>> BEGIN RECORD EXTRACTS
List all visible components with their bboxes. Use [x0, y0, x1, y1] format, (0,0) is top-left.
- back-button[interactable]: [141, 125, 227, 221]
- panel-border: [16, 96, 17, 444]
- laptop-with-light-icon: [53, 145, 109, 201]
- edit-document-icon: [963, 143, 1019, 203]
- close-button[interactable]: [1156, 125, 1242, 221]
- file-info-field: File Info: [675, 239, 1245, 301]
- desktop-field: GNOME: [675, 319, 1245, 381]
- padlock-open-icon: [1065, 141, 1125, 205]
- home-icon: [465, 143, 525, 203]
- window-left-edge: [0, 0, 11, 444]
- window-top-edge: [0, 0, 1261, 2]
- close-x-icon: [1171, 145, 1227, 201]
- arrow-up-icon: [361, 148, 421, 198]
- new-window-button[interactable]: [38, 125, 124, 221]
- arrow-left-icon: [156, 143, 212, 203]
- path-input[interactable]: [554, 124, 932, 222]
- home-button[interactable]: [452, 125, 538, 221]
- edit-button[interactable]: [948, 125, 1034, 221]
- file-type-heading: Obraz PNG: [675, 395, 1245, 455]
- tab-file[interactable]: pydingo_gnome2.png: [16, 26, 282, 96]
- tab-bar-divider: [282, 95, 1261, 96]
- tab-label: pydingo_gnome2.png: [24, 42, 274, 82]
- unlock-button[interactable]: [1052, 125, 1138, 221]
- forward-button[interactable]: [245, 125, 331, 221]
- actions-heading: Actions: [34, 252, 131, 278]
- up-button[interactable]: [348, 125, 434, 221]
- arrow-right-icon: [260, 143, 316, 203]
>> END RECORD EXTRACTS
>> BEGIN RECORD EXTRACTS
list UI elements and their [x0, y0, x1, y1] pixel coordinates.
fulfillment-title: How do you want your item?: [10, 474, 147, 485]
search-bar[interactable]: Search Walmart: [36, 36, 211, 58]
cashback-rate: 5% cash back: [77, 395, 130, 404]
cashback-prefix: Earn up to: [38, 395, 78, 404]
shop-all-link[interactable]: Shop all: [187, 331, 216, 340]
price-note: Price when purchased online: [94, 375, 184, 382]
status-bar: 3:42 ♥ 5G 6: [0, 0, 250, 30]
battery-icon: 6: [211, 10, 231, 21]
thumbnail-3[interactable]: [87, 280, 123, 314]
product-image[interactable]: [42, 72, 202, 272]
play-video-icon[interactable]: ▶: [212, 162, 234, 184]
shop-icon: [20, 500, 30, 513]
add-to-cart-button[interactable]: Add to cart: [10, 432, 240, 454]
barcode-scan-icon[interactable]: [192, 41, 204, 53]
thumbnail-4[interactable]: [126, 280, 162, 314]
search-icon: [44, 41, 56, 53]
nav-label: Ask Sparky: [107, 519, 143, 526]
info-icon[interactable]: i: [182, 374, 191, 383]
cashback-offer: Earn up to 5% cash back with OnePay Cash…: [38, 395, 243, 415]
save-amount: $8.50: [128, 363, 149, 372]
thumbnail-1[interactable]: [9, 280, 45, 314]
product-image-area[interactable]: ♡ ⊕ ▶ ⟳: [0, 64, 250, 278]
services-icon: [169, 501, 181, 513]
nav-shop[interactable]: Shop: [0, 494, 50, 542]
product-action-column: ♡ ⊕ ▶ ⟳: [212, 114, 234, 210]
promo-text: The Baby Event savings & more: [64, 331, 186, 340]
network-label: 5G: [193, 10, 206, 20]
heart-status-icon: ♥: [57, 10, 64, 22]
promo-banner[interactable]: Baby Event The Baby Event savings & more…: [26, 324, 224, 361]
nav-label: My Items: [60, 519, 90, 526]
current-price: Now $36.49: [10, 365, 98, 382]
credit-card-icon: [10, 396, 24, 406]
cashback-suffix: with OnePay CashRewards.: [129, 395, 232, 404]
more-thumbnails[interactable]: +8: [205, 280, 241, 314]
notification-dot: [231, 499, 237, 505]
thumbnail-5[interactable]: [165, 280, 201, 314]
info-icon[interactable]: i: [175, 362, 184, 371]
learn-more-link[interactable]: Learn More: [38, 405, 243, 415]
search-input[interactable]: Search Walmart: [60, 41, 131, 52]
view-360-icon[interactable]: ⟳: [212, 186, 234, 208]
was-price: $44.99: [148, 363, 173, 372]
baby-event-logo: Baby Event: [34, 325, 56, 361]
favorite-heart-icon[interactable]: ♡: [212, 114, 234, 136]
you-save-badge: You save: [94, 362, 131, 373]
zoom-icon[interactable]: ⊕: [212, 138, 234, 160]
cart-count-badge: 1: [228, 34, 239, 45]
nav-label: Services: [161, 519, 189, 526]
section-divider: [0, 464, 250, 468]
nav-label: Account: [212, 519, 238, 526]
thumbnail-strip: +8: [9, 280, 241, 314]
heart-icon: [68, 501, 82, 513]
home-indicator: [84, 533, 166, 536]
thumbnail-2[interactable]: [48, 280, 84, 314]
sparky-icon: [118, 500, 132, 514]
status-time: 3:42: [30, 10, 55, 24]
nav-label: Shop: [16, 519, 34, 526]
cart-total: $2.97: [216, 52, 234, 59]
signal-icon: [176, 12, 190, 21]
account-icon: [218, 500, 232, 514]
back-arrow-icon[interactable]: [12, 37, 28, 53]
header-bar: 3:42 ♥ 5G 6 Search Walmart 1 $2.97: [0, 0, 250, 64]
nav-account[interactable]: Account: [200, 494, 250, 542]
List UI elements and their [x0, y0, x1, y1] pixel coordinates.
>> END RECORD EXTRACTS
>> BEGIN RECORD EXTRACTS
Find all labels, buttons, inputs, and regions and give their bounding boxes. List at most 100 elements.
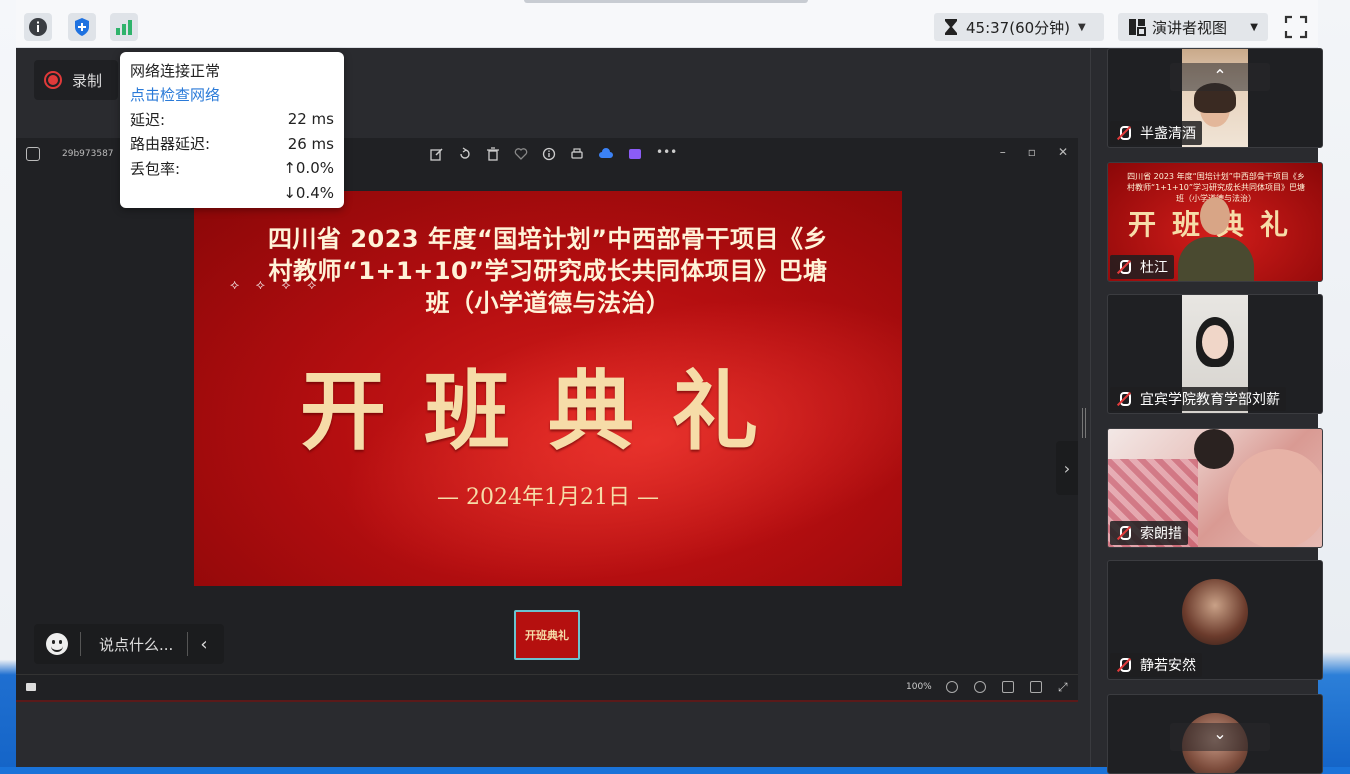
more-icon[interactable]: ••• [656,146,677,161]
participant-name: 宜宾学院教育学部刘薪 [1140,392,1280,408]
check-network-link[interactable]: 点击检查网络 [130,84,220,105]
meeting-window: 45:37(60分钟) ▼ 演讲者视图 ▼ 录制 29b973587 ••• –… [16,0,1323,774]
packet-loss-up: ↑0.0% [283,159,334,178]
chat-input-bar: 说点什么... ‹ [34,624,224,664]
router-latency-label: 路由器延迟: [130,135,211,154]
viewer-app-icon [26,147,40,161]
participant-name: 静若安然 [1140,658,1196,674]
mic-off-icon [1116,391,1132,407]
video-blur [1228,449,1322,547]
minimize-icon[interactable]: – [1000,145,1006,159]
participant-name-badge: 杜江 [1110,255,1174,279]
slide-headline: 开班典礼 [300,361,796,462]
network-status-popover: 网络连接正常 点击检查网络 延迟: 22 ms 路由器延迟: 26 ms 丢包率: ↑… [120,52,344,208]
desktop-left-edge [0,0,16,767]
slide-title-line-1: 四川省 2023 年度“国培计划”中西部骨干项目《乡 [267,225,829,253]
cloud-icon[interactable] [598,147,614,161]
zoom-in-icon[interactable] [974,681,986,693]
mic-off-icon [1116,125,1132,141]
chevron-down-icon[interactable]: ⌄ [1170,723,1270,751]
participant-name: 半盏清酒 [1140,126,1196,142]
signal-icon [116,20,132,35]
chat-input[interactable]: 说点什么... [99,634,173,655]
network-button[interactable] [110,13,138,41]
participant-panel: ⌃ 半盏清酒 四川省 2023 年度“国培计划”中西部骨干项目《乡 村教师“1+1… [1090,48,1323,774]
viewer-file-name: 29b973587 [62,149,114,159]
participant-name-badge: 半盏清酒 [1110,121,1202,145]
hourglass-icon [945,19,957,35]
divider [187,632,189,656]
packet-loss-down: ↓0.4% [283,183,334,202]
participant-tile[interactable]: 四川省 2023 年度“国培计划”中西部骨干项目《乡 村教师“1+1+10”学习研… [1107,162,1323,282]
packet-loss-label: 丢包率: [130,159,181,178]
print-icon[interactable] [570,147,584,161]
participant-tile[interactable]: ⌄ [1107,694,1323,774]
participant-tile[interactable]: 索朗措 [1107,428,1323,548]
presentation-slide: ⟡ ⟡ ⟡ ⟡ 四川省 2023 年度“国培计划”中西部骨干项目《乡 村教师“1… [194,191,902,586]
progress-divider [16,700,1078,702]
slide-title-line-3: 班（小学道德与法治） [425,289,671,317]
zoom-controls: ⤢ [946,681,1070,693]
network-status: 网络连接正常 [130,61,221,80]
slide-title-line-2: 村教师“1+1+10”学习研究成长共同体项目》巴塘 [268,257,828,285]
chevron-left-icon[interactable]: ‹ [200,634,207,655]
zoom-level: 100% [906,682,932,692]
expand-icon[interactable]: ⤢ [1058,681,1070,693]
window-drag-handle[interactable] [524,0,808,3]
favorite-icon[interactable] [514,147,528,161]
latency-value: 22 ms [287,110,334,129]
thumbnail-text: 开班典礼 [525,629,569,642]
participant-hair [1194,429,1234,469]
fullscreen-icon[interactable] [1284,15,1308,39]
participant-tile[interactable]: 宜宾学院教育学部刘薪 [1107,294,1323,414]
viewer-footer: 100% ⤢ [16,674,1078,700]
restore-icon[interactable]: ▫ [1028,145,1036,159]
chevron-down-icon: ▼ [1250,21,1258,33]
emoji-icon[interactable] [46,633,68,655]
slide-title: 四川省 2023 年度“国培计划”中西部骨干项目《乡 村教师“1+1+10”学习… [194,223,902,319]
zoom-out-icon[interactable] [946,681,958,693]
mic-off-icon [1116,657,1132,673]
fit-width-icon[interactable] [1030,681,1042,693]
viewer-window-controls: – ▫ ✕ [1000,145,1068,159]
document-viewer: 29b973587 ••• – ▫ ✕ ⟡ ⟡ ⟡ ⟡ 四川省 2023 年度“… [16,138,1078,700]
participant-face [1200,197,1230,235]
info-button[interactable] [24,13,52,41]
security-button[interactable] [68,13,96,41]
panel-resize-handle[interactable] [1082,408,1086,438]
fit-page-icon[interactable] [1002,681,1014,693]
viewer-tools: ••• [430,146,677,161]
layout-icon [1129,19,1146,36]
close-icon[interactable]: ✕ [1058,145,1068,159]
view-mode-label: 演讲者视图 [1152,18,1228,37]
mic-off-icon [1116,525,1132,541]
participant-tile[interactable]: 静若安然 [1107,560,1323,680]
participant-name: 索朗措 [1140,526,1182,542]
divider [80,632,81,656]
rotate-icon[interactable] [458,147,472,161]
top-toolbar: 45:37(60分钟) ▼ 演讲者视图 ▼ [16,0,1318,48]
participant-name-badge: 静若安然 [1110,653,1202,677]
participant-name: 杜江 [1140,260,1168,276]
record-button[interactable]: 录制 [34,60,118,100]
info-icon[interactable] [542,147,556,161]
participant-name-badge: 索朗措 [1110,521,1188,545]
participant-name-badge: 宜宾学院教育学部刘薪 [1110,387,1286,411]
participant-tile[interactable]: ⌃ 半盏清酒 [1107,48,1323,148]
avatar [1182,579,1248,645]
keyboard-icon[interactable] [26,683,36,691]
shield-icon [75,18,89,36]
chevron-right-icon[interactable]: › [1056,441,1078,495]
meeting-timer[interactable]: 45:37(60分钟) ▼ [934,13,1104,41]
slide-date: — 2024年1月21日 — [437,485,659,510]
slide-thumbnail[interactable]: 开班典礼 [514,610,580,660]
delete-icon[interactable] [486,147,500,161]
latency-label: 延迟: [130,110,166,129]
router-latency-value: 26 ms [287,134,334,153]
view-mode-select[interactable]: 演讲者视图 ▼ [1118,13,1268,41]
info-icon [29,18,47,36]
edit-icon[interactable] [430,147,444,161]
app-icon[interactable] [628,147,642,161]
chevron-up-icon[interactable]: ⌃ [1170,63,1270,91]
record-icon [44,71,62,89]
>> END RECORD EXTRACTS
Format the part of the records that opens with the line containing "List all visible" and closes with the line containing "- edit-document-icon: [963, 143, 1019, 203]" as a JSON list of strings, one string per line, with blank lines left out.

FULL ANSWER »
[
  "List all visible components with their bboxes. Use [x0, y0, x1, y1] format, (0,0) is top-left.",
  "- back-button[interactable]: [141, 125, 227, 221]",
  "- panel-border: [16, 96, 17, 444]",
  "- laptop-with-light-icon: [53, 145, 109, 201]",
  "- edit-document-icon: [963, 143, 1019, 203]"
]